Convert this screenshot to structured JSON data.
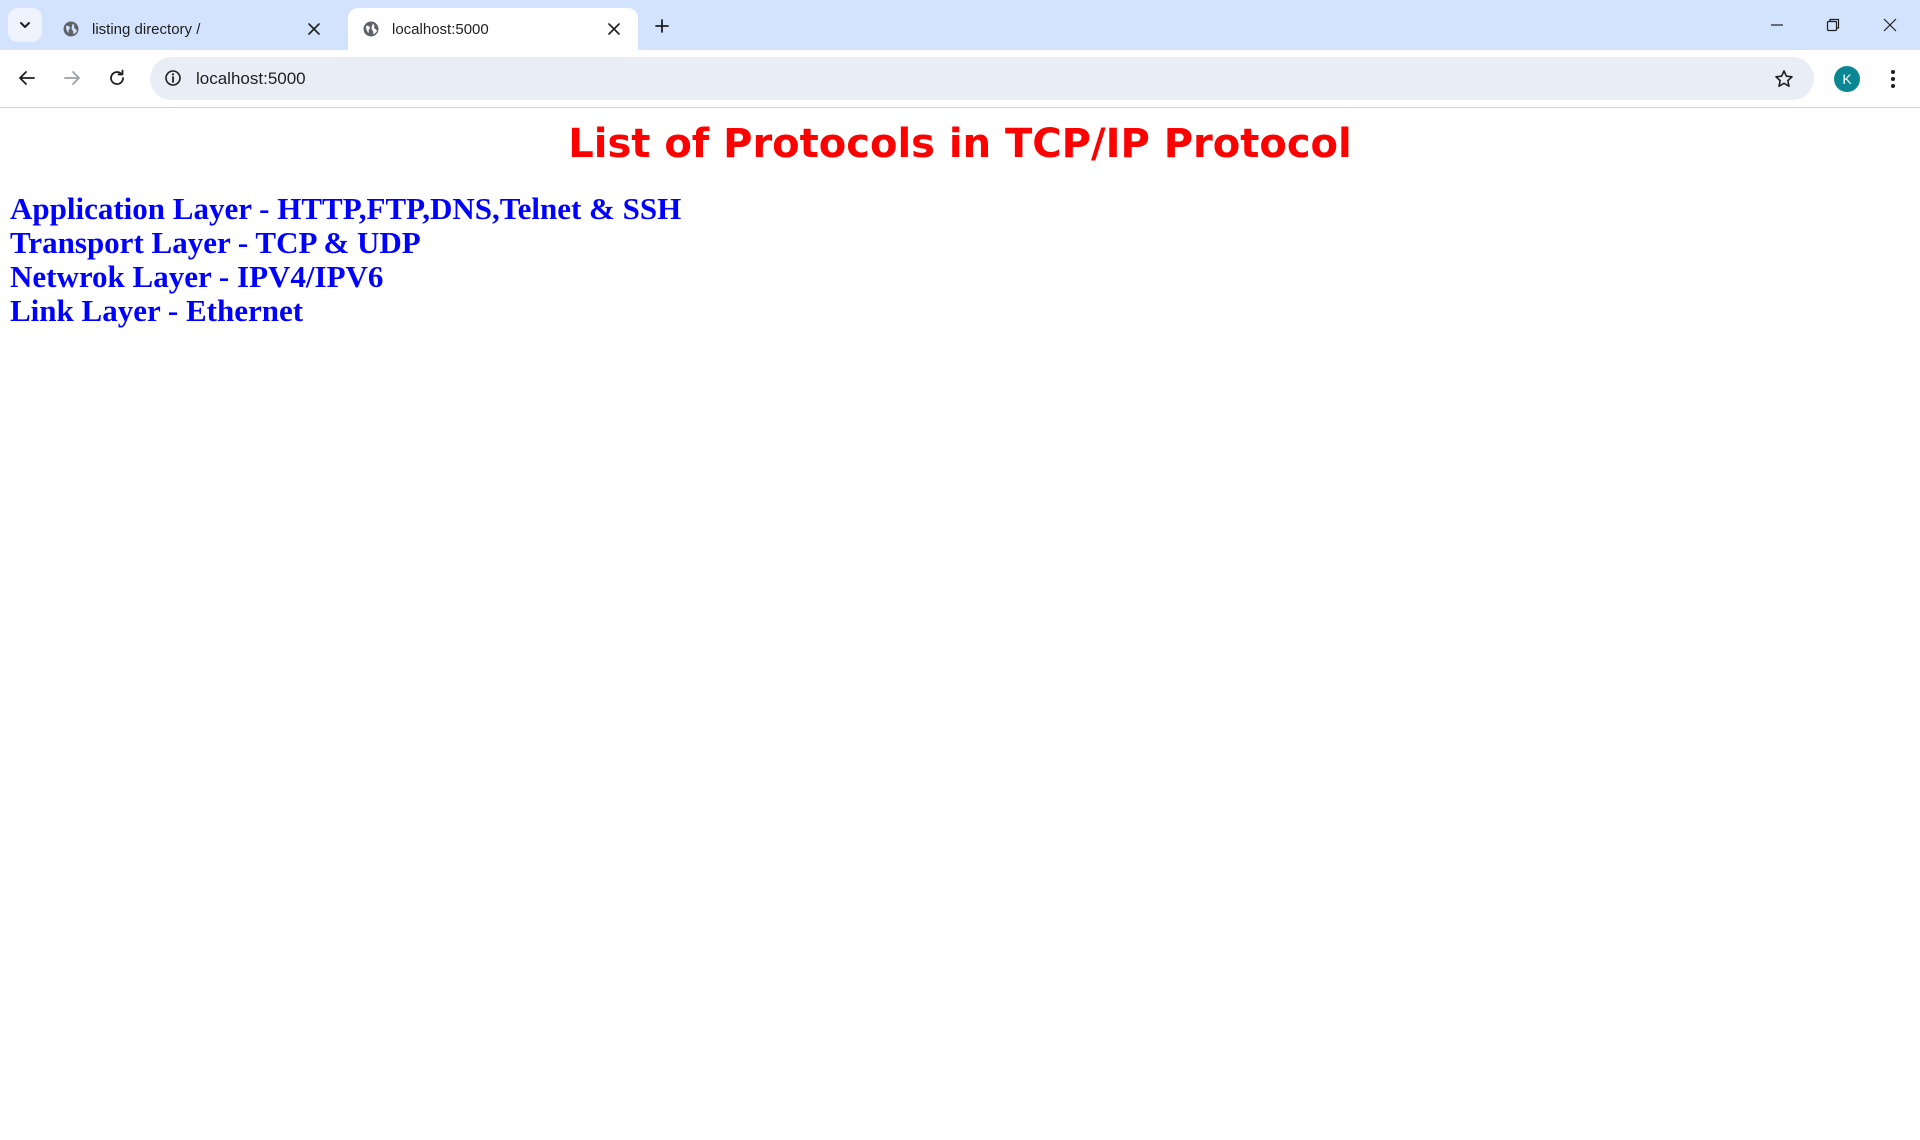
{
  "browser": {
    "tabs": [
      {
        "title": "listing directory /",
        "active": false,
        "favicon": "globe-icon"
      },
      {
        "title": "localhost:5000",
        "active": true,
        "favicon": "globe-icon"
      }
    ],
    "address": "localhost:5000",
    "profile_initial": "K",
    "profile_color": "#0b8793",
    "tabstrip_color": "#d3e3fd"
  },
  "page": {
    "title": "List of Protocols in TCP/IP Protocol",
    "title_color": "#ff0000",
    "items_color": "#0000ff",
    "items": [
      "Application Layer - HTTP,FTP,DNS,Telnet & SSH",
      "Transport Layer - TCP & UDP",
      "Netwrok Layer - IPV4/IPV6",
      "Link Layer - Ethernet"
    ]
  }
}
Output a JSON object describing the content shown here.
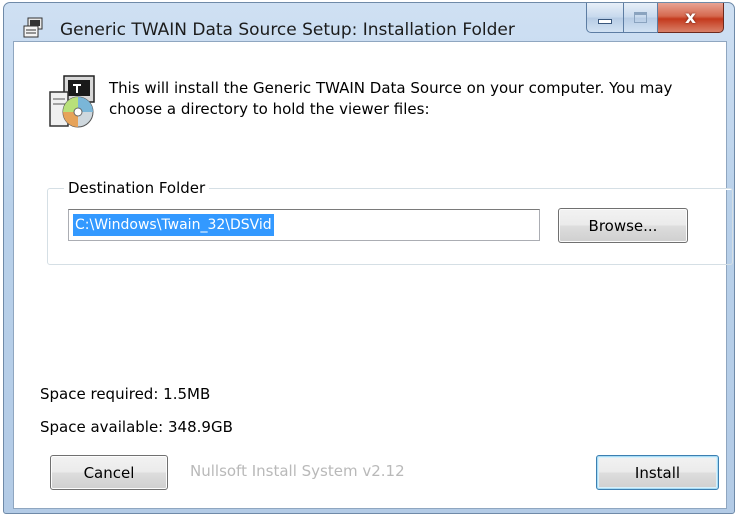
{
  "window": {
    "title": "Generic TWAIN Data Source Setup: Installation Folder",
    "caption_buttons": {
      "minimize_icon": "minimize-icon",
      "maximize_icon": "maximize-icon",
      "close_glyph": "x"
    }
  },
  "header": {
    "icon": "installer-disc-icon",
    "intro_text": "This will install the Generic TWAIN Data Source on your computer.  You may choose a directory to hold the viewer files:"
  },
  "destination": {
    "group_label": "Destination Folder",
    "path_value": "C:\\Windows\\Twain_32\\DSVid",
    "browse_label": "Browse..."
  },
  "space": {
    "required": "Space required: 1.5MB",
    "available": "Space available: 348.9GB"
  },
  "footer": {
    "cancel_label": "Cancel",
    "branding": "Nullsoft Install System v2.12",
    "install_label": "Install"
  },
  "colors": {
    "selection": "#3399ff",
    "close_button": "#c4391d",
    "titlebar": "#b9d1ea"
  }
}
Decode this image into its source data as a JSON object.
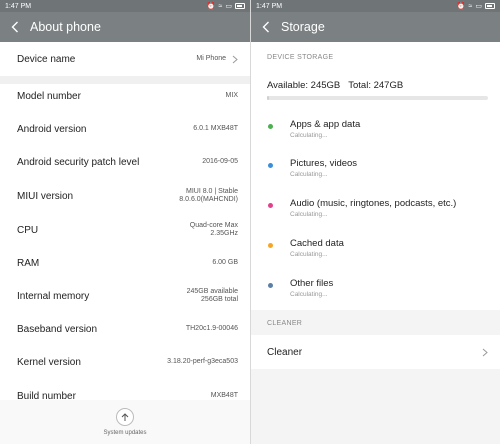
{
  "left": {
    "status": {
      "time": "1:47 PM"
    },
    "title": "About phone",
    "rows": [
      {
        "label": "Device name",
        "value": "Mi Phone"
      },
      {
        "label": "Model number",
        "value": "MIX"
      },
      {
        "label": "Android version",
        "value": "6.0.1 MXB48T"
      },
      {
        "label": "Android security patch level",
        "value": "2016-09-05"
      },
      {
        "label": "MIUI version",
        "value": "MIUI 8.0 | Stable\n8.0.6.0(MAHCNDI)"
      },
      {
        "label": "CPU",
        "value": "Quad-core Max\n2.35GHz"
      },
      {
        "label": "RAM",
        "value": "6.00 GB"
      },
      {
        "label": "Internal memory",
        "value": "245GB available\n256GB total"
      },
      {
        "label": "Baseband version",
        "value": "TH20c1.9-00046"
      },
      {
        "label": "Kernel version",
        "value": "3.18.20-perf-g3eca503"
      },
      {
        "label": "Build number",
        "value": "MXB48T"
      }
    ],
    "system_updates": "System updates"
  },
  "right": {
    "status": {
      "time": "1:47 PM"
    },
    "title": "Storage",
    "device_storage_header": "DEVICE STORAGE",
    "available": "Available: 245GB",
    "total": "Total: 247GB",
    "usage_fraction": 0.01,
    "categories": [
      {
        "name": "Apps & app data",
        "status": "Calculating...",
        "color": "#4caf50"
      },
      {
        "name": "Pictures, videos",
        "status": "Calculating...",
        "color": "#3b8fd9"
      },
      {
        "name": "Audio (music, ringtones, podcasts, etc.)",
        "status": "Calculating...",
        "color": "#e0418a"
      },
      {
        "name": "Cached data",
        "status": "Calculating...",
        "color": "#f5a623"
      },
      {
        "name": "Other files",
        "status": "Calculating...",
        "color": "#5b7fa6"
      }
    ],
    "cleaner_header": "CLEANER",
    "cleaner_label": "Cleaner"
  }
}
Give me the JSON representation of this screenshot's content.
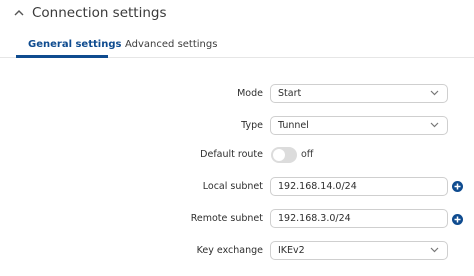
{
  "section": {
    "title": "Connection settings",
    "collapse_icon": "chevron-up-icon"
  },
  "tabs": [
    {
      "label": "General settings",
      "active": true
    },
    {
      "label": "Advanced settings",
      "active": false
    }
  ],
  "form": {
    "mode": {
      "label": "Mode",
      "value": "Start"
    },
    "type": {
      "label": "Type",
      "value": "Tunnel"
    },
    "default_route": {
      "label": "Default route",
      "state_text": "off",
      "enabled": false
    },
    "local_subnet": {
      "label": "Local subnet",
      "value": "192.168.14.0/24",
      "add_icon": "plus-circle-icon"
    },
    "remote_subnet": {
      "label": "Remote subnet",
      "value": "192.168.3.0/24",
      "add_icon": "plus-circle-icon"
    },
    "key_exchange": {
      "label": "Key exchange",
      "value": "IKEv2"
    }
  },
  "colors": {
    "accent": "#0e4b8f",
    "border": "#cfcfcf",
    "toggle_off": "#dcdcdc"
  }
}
....................
Goal of the exercise ▸ Can the entries above be repeated exactly, without their pictures?

Result for this task ▸
Convert this screenshot to structured JSON data.
{
  "browser": {
    "tabs": [
      {
        "title": "listing directory /",
        "active": false,
        "favicon": "globe-icon"
      },
      {
        "title": "localhost:5000",
        "active": true,
        "favicon": "globe-icon"
      }
    ],
    "address": "localhost:5000",
    "profile_initial": "K",
    "profile_color": "#0b8793",
    "tabstrip_color": "#d3e3fd"
  },
  "page": {
    "title": "List of Protocols in TCP/IP Protocol",
    "title_color": "#ff0000",
    "items_color": "#0000ff",
    "items": [
      "Application Layer - HTTP,FTP,DNS,Telnet & SSH",
      "Transport Layer - TCP & UDP",
      "Netwrok Layer - IPV4/IPV6",
      "Link Layer - Ethernet"
    ]
  }
}
Output a JSON object describing the content shown here.
{
  "window": {
    "title": "Generic TWAIN Data Source Setup: Installation Folder",
    "caption_buttons": {
      "minimize_icon": "minimize-icon",
      "maximize_icon": "maximize-icon",
      "close_glyph": "x"
    }
  },
  "header": {
    "icon": "installer-disc-icon",
    "intro_text": "This will install the Generic TWAIN Data Source on your computer.  You may choose a directory to hold the viewer files:"
  },
  "destination": {
    "group_label": "Destination Folder",
    "path_value": "C:\\Windows\\Twain_32\\DSVid",
    "browse_label": "Browse..."
  },
  "space": {
    "required": "Space required: 1.5MB",
    "available": "Space available: 348.9GB"
  },
  "footer": {
    "cancel_label": "Cancel",
    "branding": "Nullsoft Install System v2.12",
    "install_label": "Install"
  },
  "colors": {
    "selection": "#3399ff",
    "close_button": "#c4391d",
    "titlebar": "#b9d1ea"
  }
}
Decode this image into its source data as a JSON object.
{
  "left": {
    "status": {
      "time": "1:47 PM"
    },
    "title": "About phone",
    "rows": [
      {
        "label": "Device name",
        "value": "Mi Phone"
      },
      {
        "label": "Model number",
        "value": "MIX"
      },
      {
        "label": "Android version",
        "value": "6.0.1 MXB48T"
      },
      {
        "label": "Android security patch level",
        "value": "2016-09-05"
      },
      {
        "label": "MIUI version",
        "value": "MIUI 8.0 | Stable\n8.0.6.0(MAHCNDI)"
      },
      {
        "label": "CPU",
        "value": "Quad-core Max\n2.35GHz"
      },
      {
        "label": "RAM",
        "value": "6.00 GB"
      },
      {
        "label": "Internal memory",
        "value": "245GB available\n256GB total"
      },
      {
        "label": "Baseband version",
        "value": "TH20c1.9-00046"
      },
      {
        "label": "Kernel version",
        "value": "3.18.20-perf-g3eca503"
      },
      {
        "label": "Build number",
        "value": "MXB48T"
      }
    ],
    "system_updates": "System updates"
  },
  "right": {
    "status": {
      "time": "1:47 PM"
    },
    "title": "Storage",
    "device_storage_header": "DEVICE STORAGE",
    "available": "Available: 245GB",
    "total": "Total: 247GB",
    "usage_fraction": 0.01,
    "categories": [
      {
        "name": "Apps & app data",
        "status": "Calculating...",
        "color": "#4caf50"
      },
      {
        "name": "Pictures, videos",
        "status": "Calculating...",
        "color": "#3b8fd9"
      },
      {
        "name": "Audio (music, ringtones, podcasts, etc.)",
        "status": "Calculating...",
        "color": "#e0418a"
      },
      {
        "name": "Cached data",
        "status": "Calculating...",
        "color": "#f5a623"
      },
      {
        "name": "Other files",
        "status": "Calculating...",
        "color": "#5b7fa6"
      }
    ],
    "cleaner_header": "CLEANER",
    "cleaner_label": "Cleaner"
  }
}
Give me the JSON representation of this screenshot's content.
{
  "section": {
    "title": "Connection settings",
    "collapse_icon": "chevron-up-icon"
  },
  "tabs": [
    {
      "label": "General settings",
      "active": true
    },
    {
      "label": "Advanced settings",
      "active": false
    }
  ],
  "form": {
    "mode": {
      "label": "Mode",
      "value": "Start"
    },
    "type": {
      "label": "Type",
      "value": "Tunnel"
    },
    "default_route": {
      "label": "Default route",
      "state_text": "off",
      "enabled": false
    },
    "local_subnet": {
      "label": "Local subnet",
      "value": "192.168.14.0/24",
      "add_icon": "plus-circle-icon"
    },
    "remote_subnet": {
      "label": "Remote subnet",
      "value": "192.168.3.0/24",
      "add_icon": "plus-circle-icon"
    },
    "key_exchange": {
      "label": "Key exchange",
      "value": "IKEv2"
    }
  },
  "colors": {
    "accent": "#0e4b8f",
    "border": "#cfcfcf",
    "toggle_off": "#dcdcdc"
  }
}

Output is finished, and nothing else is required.